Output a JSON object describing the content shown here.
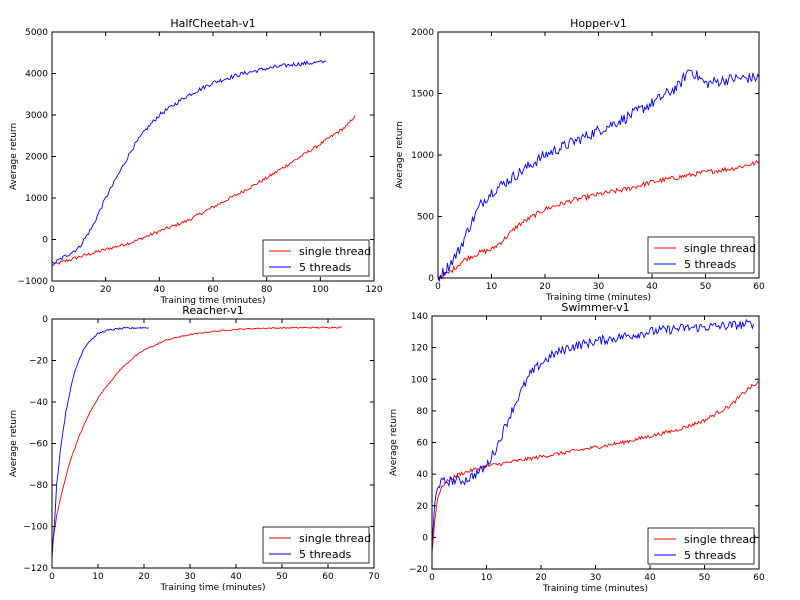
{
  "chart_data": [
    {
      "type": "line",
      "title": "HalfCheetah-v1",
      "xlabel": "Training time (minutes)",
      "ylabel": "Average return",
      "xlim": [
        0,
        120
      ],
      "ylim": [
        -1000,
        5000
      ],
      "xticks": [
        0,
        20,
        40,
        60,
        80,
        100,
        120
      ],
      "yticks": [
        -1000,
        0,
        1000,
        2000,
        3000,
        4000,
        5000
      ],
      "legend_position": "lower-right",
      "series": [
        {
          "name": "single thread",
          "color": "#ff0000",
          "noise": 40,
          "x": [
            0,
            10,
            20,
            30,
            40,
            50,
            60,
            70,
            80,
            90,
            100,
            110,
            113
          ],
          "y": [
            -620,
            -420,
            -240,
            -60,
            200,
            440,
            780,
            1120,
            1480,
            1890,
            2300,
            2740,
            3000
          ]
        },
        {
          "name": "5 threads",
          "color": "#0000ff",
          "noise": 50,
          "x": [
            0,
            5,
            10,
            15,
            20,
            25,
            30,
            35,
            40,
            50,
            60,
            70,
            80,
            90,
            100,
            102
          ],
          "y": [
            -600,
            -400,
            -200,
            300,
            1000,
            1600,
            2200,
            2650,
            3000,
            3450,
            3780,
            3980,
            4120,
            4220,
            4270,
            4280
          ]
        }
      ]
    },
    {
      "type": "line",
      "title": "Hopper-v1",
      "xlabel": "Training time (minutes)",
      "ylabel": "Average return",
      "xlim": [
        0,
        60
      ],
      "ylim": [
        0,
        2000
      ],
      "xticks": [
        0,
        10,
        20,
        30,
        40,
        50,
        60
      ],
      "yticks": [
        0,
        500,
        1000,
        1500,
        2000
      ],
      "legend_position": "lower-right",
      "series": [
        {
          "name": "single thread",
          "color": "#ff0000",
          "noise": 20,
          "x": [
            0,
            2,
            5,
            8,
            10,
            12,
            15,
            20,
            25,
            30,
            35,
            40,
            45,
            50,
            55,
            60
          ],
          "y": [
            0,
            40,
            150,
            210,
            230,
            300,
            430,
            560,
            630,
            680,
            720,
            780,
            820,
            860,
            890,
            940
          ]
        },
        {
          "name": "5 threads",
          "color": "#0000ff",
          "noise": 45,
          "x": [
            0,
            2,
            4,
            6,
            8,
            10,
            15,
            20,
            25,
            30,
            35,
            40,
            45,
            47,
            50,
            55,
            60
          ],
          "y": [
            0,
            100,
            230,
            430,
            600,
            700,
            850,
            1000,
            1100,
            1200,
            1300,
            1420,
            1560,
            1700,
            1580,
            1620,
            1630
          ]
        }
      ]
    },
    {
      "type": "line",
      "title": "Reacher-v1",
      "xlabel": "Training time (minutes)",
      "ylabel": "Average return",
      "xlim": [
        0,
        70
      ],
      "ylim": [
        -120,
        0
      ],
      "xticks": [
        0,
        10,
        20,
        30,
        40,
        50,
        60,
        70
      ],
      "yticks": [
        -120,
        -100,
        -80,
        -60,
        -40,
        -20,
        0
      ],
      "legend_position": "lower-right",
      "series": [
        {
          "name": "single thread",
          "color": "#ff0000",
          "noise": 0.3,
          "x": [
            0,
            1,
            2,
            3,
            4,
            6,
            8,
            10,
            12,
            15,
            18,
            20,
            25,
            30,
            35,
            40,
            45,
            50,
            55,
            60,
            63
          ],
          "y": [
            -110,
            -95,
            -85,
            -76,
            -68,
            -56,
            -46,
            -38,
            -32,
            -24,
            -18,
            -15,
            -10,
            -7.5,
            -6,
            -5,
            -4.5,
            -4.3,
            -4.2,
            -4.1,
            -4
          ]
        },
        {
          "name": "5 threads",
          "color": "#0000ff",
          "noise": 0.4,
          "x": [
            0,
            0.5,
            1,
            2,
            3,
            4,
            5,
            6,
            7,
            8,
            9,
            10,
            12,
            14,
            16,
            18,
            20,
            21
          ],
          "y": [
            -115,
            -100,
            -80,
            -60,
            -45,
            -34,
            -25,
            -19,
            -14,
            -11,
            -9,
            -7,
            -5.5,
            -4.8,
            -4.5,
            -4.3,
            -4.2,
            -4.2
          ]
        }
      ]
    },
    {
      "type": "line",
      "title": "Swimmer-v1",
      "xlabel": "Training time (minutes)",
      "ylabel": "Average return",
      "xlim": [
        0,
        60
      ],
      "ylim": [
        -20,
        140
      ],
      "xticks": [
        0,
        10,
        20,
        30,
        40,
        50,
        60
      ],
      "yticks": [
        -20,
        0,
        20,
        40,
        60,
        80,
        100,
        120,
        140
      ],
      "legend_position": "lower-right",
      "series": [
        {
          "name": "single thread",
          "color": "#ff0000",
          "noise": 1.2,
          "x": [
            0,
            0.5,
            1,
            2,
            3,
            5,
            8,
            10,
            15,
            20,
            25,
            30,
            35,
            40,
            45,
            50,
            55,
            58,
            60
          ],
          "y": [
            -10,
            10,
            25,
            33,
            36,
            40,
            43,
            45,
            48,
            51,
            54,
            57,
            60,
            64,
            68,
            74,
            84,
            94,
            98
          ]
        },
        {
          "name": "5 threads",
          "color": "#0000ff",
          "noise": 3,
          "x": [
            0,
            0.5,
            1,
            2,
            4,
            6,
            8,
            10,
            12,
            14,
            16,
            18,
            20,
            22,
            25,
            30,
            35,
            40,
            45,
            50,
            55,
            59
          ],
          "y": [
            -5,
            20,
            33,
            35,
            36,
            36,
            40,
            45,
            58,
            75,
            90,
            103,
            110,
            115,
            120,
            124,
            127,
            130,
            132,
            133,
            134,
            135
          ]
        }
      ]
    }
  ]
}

===

STATED TASK =
Please write out all of the material above without changing a word, and omit any pictures.

RESULT OF THE EXERCISE =
Output a JSON object describing the content shown here.
{
  "chart_data": [
    {
      "type": "line",
      "title": "HalfCheetah-v1",
      "xlabel": "Training time (minutes)",
      "ylabel": "Average return",
      "xlim": [
        0,
        120
      ],
      "ylim": [
        -1000,
        5000
      ],
      "xticks": [
        0,
        20,
        40,
        60,
        80,
        100,
        120
      ],
      "yticks": [
        -1000,
        0,
        1000,
        2000,
        3000,
        4000,
        5000
      ],
      "legend_position": "lower-right",
      "series": [
        {
          "name": "single thread",
          "color": "#ff0000",
          "noise": 40,
          "x": [
            0,
            10,
            20,
            30,
            40,
            50,
            60,
            70,
            80,
            90,
            100,
            110,
            113
          ],
          "y": [
            -620,
            -420,
            -240,
            -60,
            200,
            440,
            780,
            1120,
            1480,
            1890,
            2300,
            2740,
            3000
          ]
        },
        {
          "name": "5 threads",
          "color": "#0000ff",
          "noise": 50,
          "x": [
            0,
            5,
            10,
            15,
            20,
            25,
            30,
            35,
            40,
            50,
            60,
            70,
            80,
            90,
            100,
            102
          ],
          "y": [
            -600,
            -400,
            -200,
            300,
            1000,
            1600,
            2200,
            2650,
            3000,
            3450,
            3780,
            3980,
            4120,
            4220,
            4270,
            4280
          ]
        }
      ]
    },
    {
      "type": "line",
      "title": "Hopper-v1",
      "xlabel": "Training time (minutes)",
      "ylabel": "Average return",
      "xlim": [
        0,
        60
      ],
      "ylim": [
        0,
        2000
      ],
      "xticks": [
        0,
        10,
        20,
        30,
        40,
        50,
        60
      ],
      "yticks": [
        0,
        500,
        1000,
        1500,
        2000
      ],
      "legend_position": "lower-right",
      "series": [
        {
          "name": "single thread",
          "color": "#ff0000",
          "noise": 20,
          "x": [
            0,
            2,
            5,
            8,
            10,
            12,
            15,
            20,
            25,
            30,
            35,
            40,
            45,
            50,
            55,
            60
          ],
          "y": [
            0,
            40,
            150,
            210,
            230,
            300,
            430,
            560,
            630,
            680,
            720,
            780,
            820,
            860,
            890,
            940
          ]
        },
        {
          "name": "5 threads",
          "color": "#0000ff",
          "noise": 45,
          "x": [
            0,
            2,
            4,
            6,
            8,
            10,
            15,
            20,
            25,
            30,
            35,
            40,
            45,
            47,
            50,
            55,
            60
          ],
          "y": [
            0,
            100,
            230,
            430,
            600,
            700,
            850,
            1000,
            1100,
            1200,
            1300,
            1420,
            1560,
            1700,
            1580,
            1620,
            1630
          ]
        }
      ]
    },
    {
      "type": "line",
      "title": "Reacher-v1",
      "xlabel": "Training time (minutes)",
      "ylabel": "Average return",
      "xlim": [
        0,
        70
      ],
      "ylim": [
        -120,
        0
      ],
      "xticks": [
        0,
        10,
        20,
        30,
        40,
        50,
        60,
        70
      ],
      "yticks": [
        -120,
        -100,
        -80,
        -60,
        -40,
        -20,
        0
      ],
      "legend_position": "lower-right",
      "series": [
        {
          "name": "single thread",
          "color": "#ff0000",
          "noise": 0.3,
          "x": [
            0,
            1,
            2,
            3,
            4,
            6,
            8,
            10,
            12,
            15,
            18,
            20,
            25,
            30,
            35,
            40,
            45,
            50,
            55,
            60,
            63
          ],
          "y": [
            -110,
            -95,
            -85,
            -76,
            -68,
            -56,
            -46,
            -38,
            -32,
            -24,
            -18,
            -15,
            -10,
            -7.5,
            -6,
            -5,
            -4.5,
            -4.3,
            -4.2,
            -4.1,
            -4
          ]
        },
        {
          "name": "5 threads",
          "color": "#0000ff",
          "noise": 0.4,
          "x": [
            0,
            0.5,
            1,
            2,
            3,
            4,
            5,
            6,
            7,
            8,
            9,
            10,
            12,
            14,
            16,
            18,
            20,
            21
          ],
          "y": [
            -115,
            -100,
            -80,
            -60,
            -45,
            -34,
            -25,
            -19,
            -14,
            -11,
            -9,
            -7,
            -5.5,
            -4.8,
            -4.5,
            -4.3,
            -4.2,
            -4.2
          ]
        }
      ]
    },
    {
      "type": "line",
      "title": "Swimmer-v1",
      "xlabel": "Training time (minutes)",
      "ylabel": "Average return",
      "xlim": [
        0,
        60
      ],
      "ylim": [
        -20,
        140
      ],
      "xticks": [
        0,
        10,
        20,
        30,
        40,
        50,
        60
      ],
      "yticks": [
        -20,
        0,
        20,
        40,
        60,
        80,
        100,
        120,
        140
      ],
      "legend_position": "lower-right",
      "series": [
        {
          "name": "single thread",
          "color": "#ff0000",
          "noise": 1.2,
          "x": [
            0,
            0.5,
            1,
            2,
            3,
            5,
            8,
            10,
            15,
            20,
            25,
            30,
            35,
            40,
            45,
            50,
            55,
            58,
            60
          ],
          "y": [
            -10,
            10,
            25,
            33,
            36,
            40,
            43,
            45,
            48,
            51,
            54,
            57,
            60,
            64,
            68,
            74,
            84,
            94,
            98
          ]
        },
        {
          "name": "5 threads",
          "color": "#0000ff",
          "noise": 3,
          "x": [
            0,
            0.5,
            1,
            2,
            4,
            6,
            8,
            10,
            12,
            14,
            16,
            18,
            20,
            22,
            25,
            30,
            35,
            40,
            45,
            50,
            55,
            59
          ],
          "y": [
            -5,
            20,
            33,
            35,
            36,
            36,
            40,
            45,
            58,
            75,
            90,
            103,
            110,
            115,
            120,
            124,
            127,
            130,
            132,
            133,
            134,
            135
          ]
        }
      ]
    }
  ]
}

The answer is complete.